> _WHAT NEEDS TO BE DONE_:
Look through the listing and locate every line containing the word "LANE"; copy those lines.

+++ INFORMATION SHOWN

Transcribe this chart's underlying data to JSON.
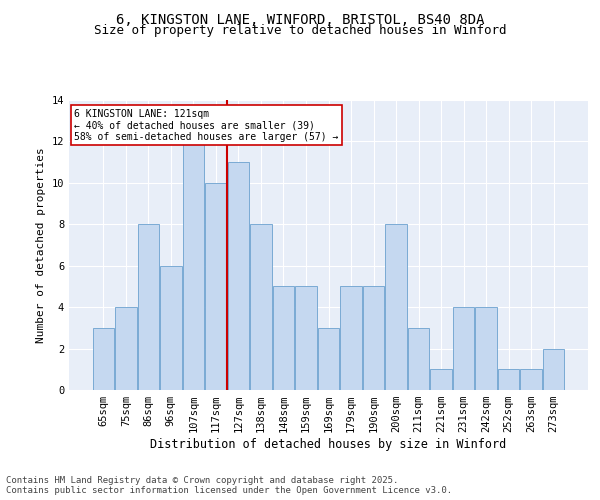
{
  "title1": "6, KINGSTON LANE, WINFORD, BRISTOL, BS40 8DA",
  "title2": "Size of property relative to detached houses in Winford",
  "xlabel": "Distribution of detached houses by size in Winford",
  "ylabel": "Number of detached properties",
  "categories": [
    "65sqm",
    "75sqm",
    "86sqm",
    "96sqm",
    "107sqm",
    "117sqm",
    "127sqm",
    "138sqm",
    "148sqm",
    "159sqm",
    "169sqm",
    "179sqm",
    "190sqm",
    "200sqm",
    "211sqm",
    "221sqm",
    "231sqm",
    "242sqm",
    "252sqm",
    "263sqm",
    "273sqm"
  ],
  "values": [
    3,
    4,
    8,
    6,
    12,
    10,
    11,
    8,
    5,
    5,
    3,
    5,
    5,
    8,
    3,
    1,
    4,
    4,
    1,
    1,
    2
  ],
  "bar_color": "#c5d8f0",
  "bar_edge_color": "#7aaad4",
  "vline_x": 5.5,
  "vline_color": "#cc0000",
  "annotation_text": "6 KINGSTON LANE: 121sqm\n← 40% of detached houses are smaller (39)\n58% of semi-detached houses are larger (57) →",
  "annotation_box_color": "#ffffff",
  "annotation_box_edge": "#cc0000",
  "ylim": [
    0,
    14
  ],
  "yticks": [
    0,
    2,
    4,
    6,
    8,
    10,
    12,
    14
  ],
  "background_color": "#e8eef8",
  "grid_color": "#ffffff",
  "footer": "Contains HM Land Registry data © Crown copyright and database right 2025.\nContains public sector information licensed under the Open Government Licence v3.0.",
  "title_fontsize": 10,
  "subtitle_fontsize": 9,
  "tick_fontsize": 7.5,
  "ylabel_fontsize": 8,
  "xlabel_fontsize": 8.5,
  "footer_fontsize": 6.5
}
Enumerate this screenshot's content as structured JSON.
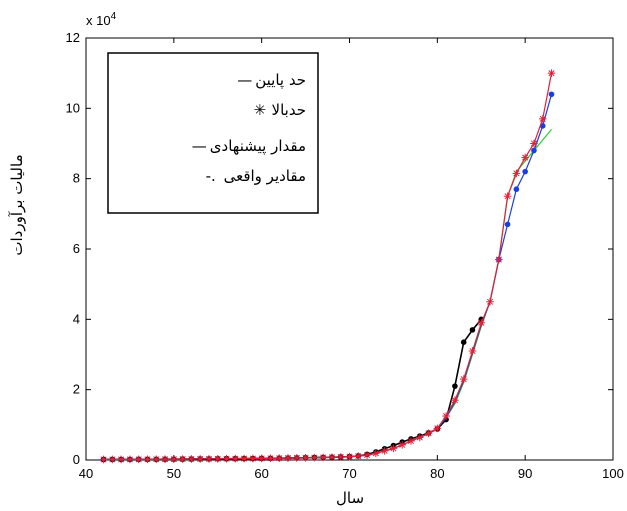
{
  "chart_data": {
    "type": "line",
    "xlabel": "سال",
    "ylabel": "مالیات برآوردات",
    "y_multiplier": "x 10",
    "y_multiplier_exp": "4",
    "xlim": [
      40,
      100
    ],
    "ylim": [
      0,
      120000
    ],
    "xticks": [
      40,
      50,
      60,
      70,
      80,
      90,
      100
    ],
    "yticks": [
      0,
      20000,
      40000,
      60000,
      80000,
      100000,
      120000
    ],
    "ytick_labels": [
      "0",
      "2",
      "4",
      "6",
      "8",
      "10",
      "12"
    ],
    "grid": false,
    "legend_position": "top-left",
    "series": [
      {
        "name": "حد پایین",
        "marker_label": "—",
        "color": "#2ecc2e",
        "marker": "none",
        "x": [
          42,
          43,
          44,
          45,
          46,
          47,
          48,
          49,
          50,
          51,
          52,
          53,
          54,
          55,
          56,
          57,
          58,
          59,
          60,
          61,
          62,
          63,
          64,
          65,
          66,
          67,
          68,
          69,
          70,
          71,
          72,
          73,
          74,
          75,
          76,
          77,
          78,
          79,
          80,
          81,
          82,
          83,
          84,
          85,
          86,
          87,
          88,
          89,
          90,
          91,
          92,
          93
        ],
        "values": [
          150,
          160,
          170,
          180,
          190,
          200,
          210,
          220,
          240,
          260,
          280,
          300,
          320,
          340,
          360,
          380,
          400,
          420,
          450,
          480,
          510,
          550,
          590,
          630,
          680,
          730,
          790,
          860,
          950,
          1100,
          1400,
          1900,
          2600,
          3300,
          4300,
          5400,
          6400,
          7600,
          9000,
          12000,
          16000,
          22000,
          30000,
          38000,
          45000,
          57000,
          75000,
          82000,
          85000,
          88000,
          91000,
          94000
        ]
      },
      {
        "name": "حدبالا",
        "marker_label": "✳",
        "color": "#e0203a",
        "marker": "star",
        "x": [
          42,
          43,
          44,
          45,
          46,
          47,
          48,
          49,
          50,
          51,
          52,
          53,
          54,
          55,
          56,
          57,
          58,
          59,
          60,
          61,
          62,
          63,
          64,
          65,
          66,
          67,
          68,
          69,
          70,
          71,
          72,
          73,
          74,
          75,
          76,
          77,
          78,
          79,
          80,
          81,
          82,
          83,
          84,
          85,
          86,
          87,
          88,
          89,
          90,
          91,
          92,
          93
        ],
        "values": [
          150,
          160,
          170,
          180,
          190,
          200,
          210,
          220,
          240,
          260,
          280,
          300,
          320,
          340,
          360,
          380,
          400,
          420,
          450,
          480,
          510,
          550,
          590,
          630,
          680,
          730,
          790,
          860,
          950,
          1100,
          1400,
          1900,
          2600,
          3300,
          4300,
          5400,
          6400,
          7600,
          9000,
          12500,
          17000,
          23000,
          31000,
          39000,
          45000,
          57000,
          75000,
          81500,
          86000,
          90000,
          97000,
          110000
        ]
      },
      {
        "name": "مقدار پیشنهادی",
        "marker_label": "—",
        "color": "#1a3fe0",
        "marker": "dot",
        "x": [
          42,
          43,
          44,
          45,
          46,
          47,
          48,
          49,
          50,
          51,
          52,
          53,
          54,
          55,
          56,
          57,
          58,
          59,
          60,
          61,
          62,
          63,
          64,
          65,
          66,
          67,
          68,
          69,
          70,
          71,
          72,
          73,
          74,
          75,
          76,
          77,
          78,
          79,
          80,
          81,
          82,
          83,
          84,
          85,
          86,
          87,
          88,
          89,
          90,
          91,
          92,
          93
        ],
        "values": [
          150,
          160,
          170,
          180,
          190,
          200,
          210,
          220,
          240,
          260,
          280,
          300,
          320,
          340,
          360,
          380,
          400,
          420,
          450,
          480,
          510,
          550,
          590,
          630,
          680,
          730,
          790,
          860,
          950,
          1100,
          1400,
          1900,
          2600,
          3300,
          4300,
          5400,
          6400,
          7600,
          9000,
          12000,
          16500,
          22500,
          30500,
          38500,
          45000,
          57000,
          67000,
          77000,
          82000,
          88000,
          95000,
          104000
        ]
      },
      {
        "name": "مقادیر واقعی",
        "marker_label": "-.",
        "color": "#000000",
        "marker": "dot",
        "x": [
          42,
          43,
          44,
          45,
          46,
          47,
          48,
          49,
          50,
          51,
          52,
          53,
          54,
          55,
          56,
          57,
          58,
          59,
          60,
          61,
          62,
          63,
          64,
          65,
          66,
          67,
          68,
          69,
          70,
          71,
          72,
          73,
          74,
          75,
          76,
          77,
          78,
          79,
          80,
          81,
          82,
          83,
          84,
          85
        ],
        "values": [
          150,
          160,
          170,
          180,
          190,
          200,
          210,
          220,
          240,
          260,
          280,
          300,
          320,
          340,
          360,
          380,
          400,
          420,
          450,
          480,
          510,
          550,
          590,
          630,
          680,
          730,
          790,
          860,
          950,
          1150,
          1600,
          2300,
          3200,
          4100,
          5100,
          6000,
          6800,
          7700,
          8800,
          11500,
          21000,
          33500,
          37000,
          40000
        ]
      }
    ]
  }
}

++++++

> _RESPONSE TO THE EXERCISE_:
  "title1": "6, KINGSTON LANE, WINFORD, BRISTOL, BS40 8DA",
  "annotation_text": "6 KINGSTON LANE: 121sqm\n← 40% of detached houses are smaller (39)\n58% of semi-detached houses are larger (57) →",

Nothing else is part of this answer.